begin EXTRACTED DATA
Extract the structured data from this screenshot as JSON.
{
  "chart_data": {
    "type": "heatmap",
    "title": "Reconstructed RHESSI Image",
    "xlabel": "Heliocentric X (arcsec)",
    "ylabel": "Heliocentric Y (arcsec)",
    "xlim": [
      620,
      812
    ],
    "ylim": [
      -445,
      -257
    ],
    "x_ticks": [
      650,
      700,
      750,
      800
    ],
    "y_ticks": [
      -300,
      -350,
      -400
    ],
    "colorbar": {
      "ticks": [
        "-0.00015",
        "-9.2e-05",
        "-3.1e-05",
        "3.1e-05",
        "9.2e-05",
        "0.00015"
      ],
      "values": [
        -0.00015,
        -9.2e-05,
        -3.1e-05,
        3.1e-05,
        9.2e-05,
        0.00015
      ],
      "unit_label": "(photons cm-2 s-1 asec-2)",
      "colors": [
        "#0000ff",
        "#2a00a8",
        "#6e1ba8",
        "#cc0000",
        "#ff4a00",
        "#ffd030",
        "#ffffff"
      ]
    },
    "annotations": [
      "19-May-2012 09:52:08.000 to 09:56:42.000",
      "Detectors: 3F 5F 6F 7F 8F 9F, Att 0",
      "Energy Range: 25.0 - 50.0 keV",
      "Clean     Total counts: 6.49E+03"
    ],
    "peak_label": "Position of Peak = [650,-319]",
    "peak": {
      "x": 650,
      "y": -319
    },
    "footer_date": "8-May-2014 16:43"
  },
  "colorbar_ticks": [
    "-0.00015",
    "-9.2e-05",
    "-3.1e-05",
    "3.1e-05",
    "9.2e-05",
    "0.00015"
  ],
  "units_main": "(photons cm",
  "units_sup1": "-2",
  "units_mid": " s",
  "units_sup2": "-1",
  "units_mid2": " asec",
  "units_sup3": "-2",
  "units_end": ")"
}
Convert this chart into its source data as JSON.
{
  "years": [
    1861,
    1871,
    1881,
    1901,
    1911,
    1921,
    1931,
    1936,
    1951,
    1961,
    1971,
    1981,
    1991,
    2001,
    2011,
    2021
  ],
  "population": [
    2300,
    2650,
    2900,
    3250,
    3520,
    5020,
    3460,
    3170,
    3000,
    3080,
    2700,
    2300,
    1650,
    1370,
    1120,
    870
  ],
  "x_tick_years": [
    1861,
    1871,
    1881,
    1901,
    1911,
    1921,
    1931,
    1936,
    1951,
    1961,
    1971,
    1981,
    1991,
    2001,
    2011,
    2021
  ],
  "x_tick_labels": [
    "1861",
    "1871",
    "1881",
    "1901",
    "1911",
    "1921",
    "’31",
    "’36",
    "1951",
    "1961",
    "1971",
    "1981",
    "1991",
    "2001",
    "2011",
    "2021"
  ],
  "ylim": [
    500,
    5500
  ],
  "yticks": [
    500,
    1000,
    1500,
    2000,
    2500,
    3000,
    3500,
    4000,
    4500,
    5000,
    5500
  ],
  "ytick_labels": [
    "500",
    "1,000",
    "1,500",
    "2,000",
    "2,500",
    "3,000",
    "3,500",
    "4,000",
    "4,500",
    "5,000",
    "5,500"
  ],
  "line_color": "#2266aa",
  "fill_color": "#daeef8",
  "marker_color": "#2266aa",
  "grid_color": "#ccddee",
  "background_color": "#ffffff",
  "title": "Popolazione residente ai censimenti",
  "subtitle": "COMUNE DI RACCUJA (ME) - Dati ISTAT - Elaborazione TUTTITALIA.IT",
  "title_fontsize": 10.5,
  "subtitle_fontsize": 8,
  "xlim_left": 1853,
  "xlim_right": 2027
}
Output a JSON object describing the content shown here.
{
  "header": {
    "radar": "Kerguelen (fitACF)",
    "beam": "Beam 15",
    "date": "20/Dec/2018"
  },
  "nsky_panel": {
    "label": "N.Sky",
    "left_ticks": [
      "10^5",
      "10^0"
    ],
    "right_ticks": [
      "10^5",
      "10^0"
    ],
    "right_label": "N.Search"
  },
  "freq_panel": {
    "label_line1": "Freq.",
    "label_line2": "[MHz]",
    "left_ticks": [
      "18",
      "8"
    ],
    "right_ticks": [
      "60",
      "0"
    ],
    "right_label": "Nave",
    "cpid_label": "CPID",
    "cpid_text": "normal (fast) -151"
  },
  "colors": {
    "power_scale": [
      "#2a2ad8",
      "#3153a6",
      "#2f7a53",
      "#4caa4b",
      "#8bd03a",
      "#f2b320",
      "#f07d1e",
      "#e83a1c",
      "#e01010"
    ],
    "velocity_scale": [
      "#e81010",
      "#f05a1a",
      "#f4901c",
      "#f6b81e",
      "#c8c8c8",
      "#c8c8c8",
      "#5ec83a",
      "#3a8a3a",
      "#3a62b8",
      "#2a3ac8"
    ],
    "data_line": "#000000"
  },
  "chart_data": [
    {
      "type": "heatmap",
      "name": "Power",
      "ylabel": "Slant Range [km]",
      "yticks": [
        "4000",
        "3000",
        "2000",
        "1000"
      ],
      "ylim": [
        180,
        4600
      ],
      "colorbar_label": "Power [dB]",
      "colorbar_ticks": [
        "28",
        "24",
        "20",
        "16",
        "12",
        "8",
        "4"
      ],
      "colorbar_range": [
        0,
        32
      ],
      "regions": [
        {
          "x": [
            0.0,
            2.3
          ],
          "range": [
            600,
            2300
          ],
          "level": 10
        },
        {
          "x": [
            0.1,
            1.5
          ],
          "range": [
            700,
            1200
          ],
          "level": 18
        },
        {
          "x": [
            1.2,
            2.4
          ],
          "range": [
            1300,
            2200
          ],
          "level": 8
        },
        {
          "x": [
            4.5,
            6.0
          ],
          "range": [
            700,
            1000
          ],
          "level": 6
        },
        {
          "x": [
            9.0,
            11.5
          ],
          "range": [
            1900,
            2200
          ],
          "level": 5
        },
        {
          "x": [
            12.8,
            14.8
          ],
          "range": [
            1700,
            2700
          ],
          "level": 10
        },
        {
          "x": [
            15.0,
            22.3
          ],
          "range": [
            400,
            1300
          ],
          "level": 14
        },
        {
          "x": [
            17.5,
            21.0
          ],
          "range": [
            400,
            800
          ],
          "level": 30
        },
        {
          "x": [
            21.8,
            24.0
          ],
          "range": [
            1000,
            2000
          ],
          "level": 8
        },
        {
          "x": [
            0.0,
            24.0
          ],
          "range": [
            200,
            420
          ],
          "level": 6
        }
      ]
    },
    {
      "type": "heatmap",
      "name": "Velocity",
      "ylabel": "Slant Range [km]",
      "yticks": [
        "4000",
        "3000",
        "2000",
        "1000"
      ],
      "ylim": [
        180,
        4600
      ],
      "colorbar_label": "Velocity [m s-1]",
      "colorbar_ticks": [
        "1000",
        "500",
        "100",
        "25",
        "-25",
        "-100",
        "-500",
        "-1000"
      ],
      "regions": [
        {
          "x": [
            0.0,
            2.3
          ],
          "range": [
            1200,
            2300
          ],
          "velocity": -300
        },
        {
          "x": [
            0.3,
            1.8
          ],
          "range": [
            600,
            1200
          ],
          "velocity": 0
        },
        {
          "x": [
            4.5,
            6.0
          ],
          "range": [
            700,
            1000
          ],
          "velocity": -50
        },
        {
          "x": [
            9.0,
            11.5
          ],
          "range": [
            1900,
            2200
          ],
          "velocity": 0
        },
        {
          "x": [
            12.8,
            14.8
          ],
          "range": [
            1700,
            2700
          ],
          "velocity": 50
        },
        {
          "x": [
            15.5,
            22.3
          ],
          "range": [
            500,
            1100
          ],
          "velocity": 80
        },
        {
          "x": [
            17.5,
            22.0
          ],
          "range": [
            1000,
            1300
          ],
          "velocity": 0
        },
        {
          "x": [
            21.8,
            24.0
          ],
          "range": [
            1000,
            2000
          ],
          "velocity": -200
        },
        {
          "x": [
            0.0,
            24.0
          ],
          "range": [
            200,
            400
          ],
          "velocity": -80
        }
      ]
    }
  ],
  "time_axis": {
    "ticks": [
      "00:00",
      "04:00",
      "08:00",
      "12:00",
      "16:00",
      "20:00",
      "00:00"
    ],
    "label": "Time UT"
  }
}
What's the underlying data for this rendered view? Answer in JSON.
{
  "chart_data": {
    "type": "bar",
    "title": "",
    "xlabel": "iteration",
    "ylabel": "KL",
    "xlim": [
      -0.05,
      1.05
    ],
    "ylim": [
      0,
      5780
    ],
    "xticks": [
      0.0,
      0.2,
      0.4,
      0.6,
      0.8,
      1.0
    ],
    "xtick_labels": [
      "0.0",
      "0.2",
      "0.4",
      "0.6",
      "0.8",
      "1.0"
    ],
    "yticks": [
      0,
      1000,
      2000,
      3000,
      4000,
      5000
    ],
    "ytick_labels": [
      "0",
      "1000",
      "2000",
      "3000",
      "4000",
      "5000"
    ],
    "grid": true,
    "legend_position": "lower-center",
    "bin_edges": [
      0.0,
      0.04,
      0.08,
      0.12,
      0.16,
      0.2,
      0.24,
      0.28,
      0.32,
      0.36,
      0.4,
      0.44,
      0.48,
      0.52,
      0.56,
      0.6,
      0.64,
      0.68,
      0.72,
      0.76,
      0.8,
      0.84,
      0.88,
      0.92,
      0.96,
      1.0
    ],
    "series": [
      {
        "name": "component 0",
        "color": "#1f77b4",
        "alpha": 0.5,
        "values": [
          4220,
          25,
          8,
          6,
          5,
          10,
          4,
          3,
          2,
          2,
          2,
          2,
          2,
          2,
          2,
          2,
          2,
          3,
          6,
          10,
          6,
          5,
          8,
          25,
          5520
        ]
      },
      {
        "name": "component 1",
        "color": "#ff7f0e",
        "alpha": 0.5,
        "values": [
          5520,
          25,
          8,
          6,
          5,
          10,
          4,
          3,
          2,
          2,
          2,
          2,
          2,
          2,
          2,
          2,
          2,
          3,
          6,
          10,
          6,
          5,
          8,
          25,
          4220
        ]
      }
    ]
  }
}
end EXTRACTED DATA
* PROBLEM STATEMENT
Each line in the entries above that includes the string "type" should be extracted.

* RESPONSE TO THIS EXERCISE
    "type": "heatmap",
      "type": "heatmap",
      "type": "heatmap",
    "type": "bar",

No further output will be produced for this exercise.